* _Figure dataset records_:
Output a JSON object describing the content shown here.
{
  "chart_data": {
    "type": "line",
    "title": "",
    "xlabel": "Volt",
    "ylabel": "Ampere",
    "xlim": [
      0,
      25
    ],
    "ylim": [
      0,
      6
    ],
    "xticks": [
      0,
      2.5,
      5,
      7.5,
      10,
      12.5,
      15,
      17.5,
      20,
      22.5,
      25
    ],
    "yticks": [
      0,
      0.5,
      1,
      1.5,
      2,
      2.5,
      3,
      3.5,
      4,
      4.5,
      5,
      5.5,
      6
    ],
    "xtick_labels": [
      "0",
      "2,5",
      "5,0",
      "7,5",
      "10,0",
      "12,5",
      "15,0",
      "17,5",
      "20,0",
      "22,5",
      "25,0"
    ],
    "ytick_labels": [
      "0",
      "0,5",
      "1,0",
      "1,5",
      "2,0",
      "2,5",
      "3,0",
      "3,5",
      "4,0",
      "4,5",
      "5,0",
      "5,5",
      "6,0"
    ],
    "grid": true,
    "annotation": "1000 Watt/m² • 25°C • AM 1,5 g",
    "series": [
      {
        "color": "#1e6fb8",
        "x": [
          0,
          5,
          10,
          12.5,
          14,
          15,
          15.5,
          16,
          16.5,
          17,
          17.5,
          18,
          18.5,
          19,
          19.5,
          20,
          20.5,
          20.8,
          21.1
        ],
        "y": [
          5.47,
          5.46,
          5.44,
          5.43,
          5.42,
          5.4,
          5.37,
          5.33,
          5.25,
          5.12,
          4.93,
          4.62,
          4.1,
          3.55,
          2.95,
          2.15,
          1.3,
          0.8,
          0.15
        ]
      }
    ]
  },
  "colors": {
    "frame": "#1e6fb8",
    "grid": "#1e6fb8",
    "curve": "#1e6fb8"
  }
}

* _What is expected_: Give every line of the material again, exactly as it reads.

* _Response to this task_:
Output a JSON object describing the content shown here.
{
  "chart_data": {
    "type": "line",
    "title": "",
    "xlabel": "Volt",
    "ylabel": "Ampere",
    "xlim": [
      0,
      25
    ],
    "ylim": [
      0,
      6
    ],
    "xticks": [
      0,
      2.5,
      5,
      7.5,
      10,
      12.5,
      15,
      17.5,
      20,
      22.5,
      25
    ],
    "yticks": [
      0,
      0.5,
      1,
      1.5,
      2,
      2.5,
      3,
      3.5,
      4,
      4.5,
      5,
      5.5,
      6
    ],
    "xtick_labels": [
      "0",
      "2,5",
      "5,0",
      "7,5",
      "10,0",
      "12,5",
      "15,0",
      "17,5",
      "20,0",
      "22,5",
      "25,0"
    ],
    "ytick_labels": [
      "0",
      "0,5",
      "1,0",
      "1,5",
      "2,0",
      "2,5",
      "3,0",
      "3,5",
      "4,0",
      "4,5",
      "5,0",
      "5,5",
      "6,0"
    ],
    "grid": true,
    "annotation": "1000 Watt/m² • 25°C • AM 1,5 g",
    "series": [
      {
        "color": "#1e6fb8",
        "x": [
          0,
          5,
          10,
          12.5,
          14,
          15,
          15.5,
          16,
          16.5,
          17,
          17.5,
          18,
          18.5,
          19,
          19.5,
          20,
          20.5,
          20.8,
          21.1
        ],
        "y": [
          5.47,
          5.46,
          5.44,
          5.43,
          5.42,
          5.4,
          5.37,
          5.33,
          5.25,
          5.12,
          4.93,
          4.62,
          4.1,
          3.55,
          2.95,
          2.15,
          1.3,
          0.8,
          0.15
        ]
      }
    ]
  },
  "colors": {
    "frame": "#1e6fb8",
    "grid": "#1e6fb8",
    "curve": "#1e6fb8"
  }
}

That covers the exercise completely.